[Raw records]
--- Start ---

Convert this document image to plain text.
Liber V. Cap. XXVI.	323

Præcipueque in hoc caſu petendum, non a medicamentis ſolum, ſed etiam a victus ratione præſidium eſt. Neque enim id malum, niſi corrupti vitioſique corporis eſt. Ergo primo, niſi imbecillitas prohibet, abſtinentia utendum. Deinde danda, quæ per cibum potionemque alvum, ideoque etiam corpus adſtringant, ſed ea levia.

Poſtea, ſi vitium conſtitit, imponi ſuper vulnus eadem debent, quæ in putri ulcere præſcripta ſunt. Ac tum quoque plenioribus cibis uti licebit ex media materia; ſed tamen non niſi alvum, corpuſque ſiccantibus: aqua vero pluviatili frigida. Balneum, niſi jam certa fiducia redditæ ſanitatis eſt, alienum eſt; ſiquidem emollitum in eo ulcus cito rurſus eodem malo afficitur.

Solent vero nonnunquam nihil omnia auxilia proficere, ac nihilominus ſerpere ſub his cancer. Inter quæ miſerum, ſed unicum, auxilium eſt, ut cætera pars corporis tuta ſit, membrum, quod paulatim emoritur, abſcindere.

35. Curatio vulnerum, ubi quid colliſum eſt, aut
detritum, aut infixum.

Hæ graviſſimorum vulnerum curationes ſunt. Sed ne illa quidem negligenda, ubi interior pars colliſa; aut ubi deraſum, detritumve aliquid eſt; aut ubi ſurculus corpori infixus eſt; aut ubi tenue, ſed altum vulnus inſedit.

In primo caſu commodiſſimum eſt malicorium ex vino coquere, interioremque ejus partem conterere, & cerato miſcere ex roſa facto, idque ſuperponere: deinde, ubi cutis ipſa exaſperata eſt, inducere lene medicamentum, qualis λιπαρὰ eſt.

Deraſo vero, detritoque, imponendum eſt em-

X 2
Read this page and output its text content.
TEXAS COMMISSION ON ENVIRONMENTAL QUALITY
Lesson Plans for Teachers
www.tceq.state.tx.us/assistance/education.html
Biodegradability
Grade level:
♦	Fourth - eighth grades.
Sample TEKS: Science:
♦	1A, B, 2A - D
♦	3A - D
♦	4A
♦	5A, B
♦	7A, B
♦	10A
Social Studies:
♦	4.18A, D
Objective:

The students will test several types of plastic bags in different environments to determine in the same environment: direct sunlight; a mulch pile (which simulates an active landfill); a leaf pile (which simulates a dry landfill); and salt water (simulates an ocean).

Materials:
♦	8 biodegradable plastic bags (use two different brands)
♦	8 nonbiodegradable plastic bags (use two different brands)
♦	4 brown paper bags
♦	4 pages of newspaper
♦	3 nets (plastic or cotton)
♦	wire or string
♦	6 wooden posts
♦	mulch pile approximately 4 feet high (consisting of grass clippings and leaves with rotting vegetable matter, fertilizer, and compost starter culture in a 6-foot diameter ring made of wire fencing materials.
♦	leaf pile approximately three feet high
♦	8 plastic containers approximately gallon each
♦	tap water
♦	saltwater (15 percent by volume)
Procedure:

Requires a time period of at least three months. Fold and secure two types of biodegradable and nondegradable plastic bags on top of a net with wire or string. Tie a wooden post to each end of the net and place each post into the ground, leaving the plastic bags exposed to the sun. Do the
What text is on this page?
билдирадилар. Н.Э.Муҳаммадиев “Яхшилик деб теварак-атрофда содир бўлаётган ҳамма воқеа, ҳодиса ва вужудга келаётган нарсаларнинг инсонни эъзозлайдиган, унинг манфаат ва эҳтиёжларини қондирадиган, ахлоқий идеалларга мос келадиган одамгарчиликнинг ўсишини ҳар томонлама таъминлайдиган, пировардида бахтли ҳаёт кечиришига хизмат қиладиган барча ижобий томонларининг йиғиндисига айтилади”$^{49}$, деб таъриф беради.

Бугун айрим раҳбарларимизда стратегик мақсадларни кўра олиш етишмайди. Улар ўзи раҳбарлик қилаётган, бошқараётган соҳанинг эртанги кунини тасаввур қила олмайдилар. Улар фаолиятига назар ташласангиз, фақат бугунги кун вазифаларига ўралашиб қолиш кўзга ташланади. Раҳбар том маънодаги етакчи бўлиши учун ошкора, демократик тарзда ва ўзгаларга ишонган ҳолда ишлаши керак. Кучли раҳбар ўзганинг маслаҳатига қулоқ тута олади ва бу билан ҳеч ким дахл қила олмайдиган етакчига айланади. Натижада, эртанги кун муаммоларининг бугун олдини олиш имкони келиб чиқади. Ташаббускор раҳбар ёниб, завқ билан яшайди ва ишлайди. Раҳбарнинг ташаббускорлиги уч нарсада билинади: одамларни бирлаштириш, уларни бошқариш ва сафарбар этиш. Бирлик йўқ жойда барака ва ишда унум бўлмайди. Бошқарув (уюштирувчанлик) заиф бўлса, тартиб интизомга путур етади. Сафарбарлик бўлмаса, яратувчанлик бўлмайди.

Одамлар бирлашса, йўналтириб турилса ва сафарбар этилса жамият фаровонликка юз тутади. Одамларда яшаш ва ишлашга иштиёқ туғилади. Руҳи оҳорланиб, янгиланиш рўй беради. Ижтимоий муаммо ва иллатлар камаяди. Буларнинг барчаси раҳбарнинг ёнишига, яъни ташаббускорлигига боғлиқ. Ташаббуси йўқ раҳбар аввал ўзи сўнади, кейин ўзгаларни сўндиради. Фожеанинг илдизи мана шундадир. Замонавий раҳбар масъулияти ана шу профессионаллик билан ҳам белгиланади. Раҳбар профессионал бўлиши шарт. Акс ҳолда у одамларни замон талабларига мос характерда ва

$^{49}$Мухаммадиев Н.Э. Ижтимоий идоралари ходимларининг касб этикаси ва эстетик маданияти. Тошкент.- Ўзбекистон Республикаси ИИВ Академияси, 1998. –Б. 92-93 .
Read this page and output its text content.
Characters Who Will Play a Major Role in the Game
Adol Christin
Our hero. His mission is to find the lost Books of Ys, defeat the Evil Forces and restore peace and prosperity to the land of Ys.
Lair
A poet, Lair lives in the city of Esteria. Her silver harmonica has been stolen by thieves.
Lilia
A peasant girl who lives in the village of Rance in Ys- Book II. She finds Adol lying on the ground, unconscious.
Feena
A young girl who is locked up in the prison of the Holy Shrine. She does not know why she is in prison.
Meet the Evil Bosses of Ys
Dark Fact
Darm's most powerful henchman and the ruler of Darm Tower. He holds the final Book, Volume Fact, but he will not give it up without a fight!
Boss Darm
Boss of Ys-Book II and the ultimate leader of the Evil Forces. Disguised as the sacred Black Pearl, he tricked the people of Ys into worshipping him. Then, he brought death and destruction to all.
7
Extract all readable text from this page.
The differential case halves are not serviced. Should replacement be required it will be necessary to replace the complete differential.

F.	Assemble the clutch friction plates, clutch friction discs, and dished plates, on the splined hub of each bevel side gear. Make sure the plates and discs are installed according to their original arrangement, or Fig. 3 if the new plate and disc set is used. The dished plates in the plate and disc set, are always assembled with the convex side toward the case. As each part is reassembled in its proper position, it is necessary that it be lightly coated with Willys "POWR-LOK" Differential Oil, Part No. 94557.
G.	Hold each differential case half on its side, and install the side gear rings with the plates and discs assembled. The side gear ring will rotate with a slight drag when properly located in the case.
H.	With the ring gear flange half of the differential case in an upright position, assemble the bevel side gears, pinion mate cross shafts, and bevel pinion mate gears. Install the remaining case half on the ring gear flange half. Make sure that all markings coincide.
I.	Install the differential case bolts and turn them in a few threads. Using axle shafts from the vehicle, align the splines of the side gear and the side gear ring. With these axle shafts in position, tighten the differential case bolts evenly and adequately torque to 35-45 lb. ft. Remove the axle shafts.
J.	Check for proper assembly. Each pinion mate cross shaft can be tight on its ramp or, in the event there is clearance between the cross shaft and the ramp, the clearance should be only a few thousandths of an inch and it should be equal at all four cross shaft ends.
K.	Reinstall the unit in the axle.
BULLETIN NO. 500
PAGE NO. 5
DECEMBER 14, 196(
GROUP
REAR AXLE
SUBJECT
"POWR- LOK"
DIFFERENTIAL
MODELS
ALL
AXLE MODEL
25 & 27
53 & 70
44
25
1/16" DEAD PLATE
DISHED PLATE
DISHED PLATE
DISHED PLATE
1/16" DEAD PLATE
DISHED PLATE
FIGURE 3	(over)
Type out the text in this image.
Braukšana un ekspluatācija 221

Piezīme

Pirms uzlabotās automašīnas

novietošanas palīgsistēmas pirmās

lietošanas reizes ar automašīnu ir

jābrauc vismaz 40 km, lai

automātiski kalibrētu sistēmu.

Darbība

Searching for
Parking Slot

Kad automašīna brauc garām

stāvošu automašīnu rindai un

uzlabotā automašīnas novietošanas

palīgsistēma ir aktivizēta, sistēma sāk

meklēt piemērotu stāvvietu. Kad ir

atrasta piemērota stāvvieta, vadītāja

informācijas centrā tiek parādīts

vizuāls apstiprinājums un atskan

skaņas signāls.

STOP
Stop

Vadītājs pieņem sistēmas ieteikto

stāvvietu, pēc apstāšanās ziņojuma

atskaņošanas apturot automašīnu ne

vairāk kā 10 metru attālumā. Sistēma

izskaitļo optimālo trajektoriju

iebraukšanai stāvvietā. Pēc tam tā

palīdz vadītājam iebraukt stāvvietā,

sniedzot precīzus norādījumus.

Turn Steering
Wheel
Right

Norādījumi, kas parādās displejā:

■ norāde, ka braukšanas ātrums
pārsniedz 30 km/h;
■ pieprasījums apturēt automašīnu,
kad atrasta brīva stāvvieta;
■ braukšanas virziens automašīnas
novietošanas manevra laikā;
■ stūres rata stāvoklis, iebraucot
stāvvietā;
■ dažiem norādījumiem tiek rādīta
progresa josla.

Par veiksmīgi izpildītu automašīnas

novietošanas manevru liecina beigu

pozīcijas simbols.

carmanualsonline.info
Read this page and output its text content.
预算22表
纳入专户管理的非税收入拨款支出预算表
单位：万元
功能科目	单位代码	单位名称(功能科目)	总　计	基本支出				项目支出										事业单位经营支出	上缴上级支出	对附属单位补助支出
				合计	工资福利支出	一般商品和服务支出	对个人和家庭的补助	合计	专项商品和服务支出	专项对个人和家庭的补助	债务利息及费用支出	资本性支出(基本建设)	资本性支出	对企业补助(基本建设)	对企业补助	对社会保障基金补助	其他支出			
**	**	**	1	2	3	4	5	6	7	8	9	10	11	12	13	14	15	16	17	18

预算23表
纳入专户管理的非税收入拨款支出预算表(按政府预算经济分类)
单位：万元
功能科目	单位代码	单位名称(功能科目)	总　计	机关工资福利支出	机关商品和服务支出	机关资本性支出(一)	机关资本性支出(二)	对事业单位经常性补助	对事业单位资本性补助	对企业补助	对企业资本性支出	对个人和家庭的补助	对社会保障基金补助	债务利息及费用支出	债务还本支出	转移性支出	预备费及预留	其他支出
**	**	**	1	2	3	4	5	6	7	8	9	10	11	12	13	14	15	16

--- End ---

◆ Task objective
Each line in the data that holds the string "text" should be found and copied.

◆ Solution
Convert this document image to plain text.
Read this page and output its text content.
What text is on this page?
Read this page and output its text content.
Extract all readable text from this page.
Type out the text in this image.
Read this page and output its text content.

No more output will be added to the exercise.